__DATA RECORDS__:

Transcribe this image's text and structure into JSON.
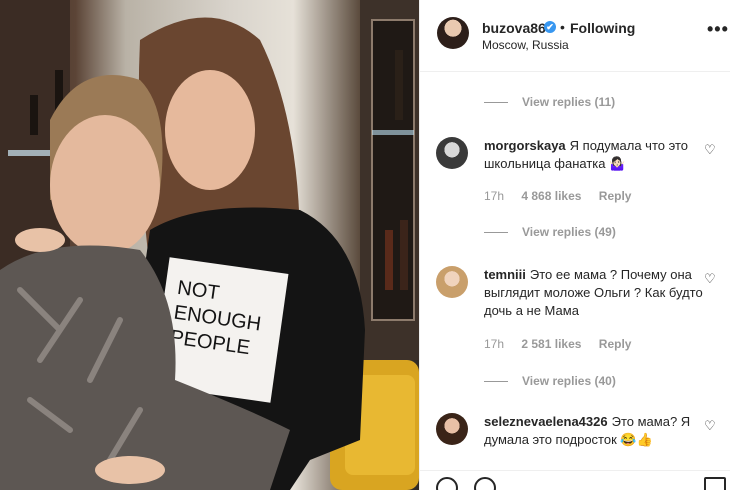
{
  "header": {
    "username": "buzova86",
    "verified_icon": "✔",
    "separator": "•",
    "follow_status": "Following",
    "location": "Moscow, Russia",
    "more_icon": "•••"
  },
  "thread": [
    {
      "type": "replies",
      "label": "View replies (11)"
    },
    {
      "type": "comment",
      "username": "morgorskaya",
      "text": "Я подумала что это школьница фанатка 🤷🏻‍♀️",
      "time": "17h",
      "likes": "4 868 likes",
      "reply": "Reply"
    },
    {
      "type": "replies",
      "label": "View replies (49)"
    },
    {
      "type": "comment",
      "username": "temniii",
      "text": "Это ее мама ? Почему она выглядит моложе Ольги ? Как будто дочь а не Мама",
      "time": "17h",
      "likes": "2 581 likes",
      "reply": "Reply"
    },
    {
      "type": "replies",
      "label": "View replies (40)"
    },
    {
      "type": "comment",
      "username": "seleznevaelena4326",
      "text": "Это мама? Я думала это подросток 😂👍"
    }
  ],
  "photo": {
    "shirt_text": "NOT ENOUGH PEOPLE"
  },
  "icons": {
    "heart": "♡"
  }
}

__GIVEN REQUEST__: Return each line where "мама" shows up.

__WRITTEN ANSWER__:
      "text": "Это ее мама ? Почему она выглядит моложе Ольги ? Как будто дочь а не Мама",
      "text": "Это мама? Я думала это подросток 😂👍"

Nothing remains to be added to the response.